* Work to complete *
Report all lines holding "Time".

* The input *
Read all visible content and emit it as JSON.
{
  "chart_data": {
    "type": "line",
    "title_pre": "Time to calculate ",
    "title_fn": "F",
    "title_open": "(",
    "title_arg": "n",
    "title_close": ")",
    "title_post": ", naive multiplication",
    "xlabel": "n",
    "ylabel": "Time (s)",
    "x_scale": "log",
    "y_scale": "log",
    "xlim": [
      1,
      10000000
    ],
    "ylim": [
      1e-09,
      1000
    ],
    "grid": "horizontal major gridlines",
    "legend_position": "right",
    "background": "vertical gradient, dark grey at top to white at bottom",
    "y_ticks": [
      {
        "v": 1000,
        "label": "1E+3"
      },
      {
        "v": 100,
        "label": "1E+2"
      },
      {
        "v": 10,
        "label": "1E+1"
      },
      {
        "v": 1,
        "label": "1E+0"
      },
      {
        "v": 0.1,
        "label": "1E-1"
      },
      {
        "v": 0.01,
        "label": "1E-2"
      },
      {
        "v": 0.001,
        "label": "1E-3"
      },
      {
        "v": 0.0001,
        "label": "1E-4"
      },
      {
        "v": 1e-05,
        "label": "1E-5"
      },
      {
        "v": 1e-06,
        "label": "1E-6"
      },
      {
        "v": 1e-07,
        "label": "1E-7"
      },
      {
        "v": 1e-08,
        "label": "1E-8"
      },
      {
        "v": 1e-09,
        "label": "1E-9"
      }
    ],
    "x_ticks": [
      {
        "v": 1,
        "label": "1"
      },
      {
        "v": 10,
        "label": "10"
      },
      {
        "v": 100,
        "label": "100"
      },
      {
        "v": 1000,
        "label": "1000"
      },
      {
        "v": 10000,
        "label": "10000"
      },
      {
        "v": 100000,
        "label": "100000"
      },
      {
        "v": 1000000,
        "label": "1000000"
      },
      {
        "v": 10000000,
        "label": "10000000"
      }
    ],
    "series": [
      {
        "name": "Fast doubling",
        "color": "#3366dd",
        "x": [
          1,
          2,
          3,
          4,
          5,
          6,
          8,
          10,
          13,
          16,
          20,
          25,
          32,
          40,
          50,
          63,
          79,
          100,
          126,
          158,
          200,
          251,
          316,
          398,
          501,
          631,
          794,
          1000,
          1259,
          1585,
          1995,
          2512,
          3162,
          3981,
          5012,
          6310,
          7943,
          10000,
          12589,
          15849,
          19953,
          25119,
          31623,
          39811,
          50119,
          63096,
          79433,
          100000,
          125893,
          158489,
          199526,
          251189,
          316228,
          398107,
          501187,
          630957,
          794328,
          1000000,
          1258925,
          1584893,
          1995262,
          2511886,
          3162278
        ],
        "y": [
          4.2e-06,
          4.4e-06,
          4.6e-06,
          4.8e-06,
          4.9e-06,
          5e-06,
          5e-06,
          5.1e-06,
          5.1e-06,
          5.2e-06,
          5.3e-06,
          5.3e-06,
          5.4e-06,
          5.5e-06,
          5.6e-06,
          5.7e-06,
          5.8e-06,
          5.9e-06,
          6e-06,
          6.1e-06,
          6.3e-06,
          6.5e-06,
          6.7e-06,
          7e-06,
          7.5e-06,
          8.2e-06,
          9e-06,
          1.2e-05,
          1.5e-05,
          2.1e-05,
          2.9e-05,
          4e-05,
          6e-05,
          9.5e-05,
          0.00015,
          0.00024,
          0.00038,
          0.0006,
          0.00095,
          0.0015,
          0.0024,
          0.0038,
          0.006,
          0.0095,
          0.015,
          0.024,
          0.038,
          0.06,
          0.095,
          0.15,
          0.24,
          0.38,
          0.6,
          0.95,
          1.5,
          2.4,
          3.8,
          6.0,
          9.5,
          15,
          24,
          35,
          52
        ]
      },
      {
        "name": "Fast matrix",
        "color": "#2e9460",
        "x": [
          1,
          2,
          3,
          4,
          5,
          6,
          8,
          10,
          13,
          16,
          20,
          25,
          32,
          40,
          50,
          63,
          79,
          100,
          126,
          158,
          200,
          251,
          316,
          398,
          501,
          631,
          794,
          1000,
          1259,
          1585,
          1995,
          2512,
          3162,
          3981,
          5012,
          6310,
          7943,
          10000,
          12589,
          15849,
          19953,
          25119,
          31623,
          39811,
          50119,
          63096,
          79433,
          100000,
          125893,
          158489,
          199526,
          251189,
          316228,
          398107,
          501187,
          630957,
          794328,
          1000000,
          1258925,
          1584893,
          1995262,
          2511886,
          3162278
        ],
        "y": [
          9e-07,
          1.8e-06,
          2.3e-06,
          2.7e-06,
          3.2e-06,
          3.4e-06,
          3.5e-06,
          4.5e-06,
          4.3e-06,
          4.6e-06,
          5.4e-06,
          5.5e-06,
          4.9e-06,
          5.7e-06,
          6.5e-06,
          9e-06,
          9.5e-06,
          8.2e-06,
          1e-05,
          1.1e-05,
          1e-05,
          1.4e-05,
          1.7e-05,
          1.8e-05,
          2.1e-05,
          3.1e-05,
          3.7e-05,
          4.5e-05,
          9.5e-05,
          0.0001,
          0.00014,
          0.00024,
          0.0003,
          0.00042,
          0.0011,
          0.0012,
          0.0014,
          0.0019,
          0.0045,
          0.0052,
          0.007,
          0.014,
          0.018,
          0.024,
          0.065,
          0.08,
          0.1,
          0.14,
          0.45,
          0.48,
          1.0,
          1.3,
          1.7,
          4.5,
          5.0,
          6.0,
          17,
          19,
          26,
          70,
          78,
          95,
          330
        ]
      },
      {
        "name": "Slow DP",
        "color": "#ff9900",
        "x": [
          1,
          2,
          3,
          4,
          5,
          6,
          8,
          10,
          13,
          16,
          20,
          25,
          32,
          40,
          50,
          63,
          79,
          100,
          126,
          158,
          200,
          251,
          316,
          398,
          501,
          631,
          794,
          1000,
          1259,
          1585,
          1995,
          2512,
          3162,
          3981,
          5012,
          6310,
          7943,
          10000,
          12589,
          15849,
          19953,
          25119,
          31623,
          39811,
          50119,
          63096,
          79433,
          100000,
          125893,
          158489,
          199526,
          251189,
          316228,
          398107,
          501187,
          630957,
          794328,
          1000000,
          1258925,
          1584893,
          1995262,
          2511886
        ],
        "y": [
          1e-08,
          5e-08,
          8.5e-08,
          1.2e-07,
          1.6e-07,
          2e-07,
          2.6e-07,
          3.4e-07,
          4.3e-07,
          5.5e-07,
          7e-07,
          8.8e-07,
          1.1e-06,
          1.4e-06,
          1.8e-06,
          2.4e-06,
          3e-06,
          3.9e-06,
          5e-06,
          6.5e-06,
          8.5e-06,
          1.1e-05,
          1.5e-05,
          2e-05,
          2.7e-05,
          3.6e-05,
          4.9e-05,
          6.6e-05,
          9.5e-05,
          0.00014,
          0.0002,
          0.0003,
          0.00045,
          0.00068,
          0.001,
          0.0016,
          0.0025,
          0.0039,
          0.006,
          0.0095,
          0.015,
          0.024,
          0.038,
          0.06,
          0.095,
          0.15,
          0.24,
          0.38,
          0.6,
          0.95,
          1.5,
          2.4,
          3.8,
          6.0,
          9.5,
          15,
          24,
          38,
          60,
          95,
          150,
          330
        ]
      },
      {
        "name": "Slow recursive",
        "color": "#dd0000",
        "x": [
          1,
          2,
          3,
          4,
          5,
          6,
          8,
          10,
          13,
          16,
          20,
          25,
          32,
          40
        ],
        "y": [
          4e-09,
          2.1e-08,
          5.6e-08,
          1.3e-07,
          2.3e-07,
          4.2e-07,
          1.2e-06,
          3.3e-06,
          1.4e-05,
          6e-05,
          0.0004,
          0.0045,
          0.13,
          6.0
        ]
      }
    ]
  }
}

* Full answer *
    "title_pre": "Time to calculate ",
    "ylabel": "Time (s)",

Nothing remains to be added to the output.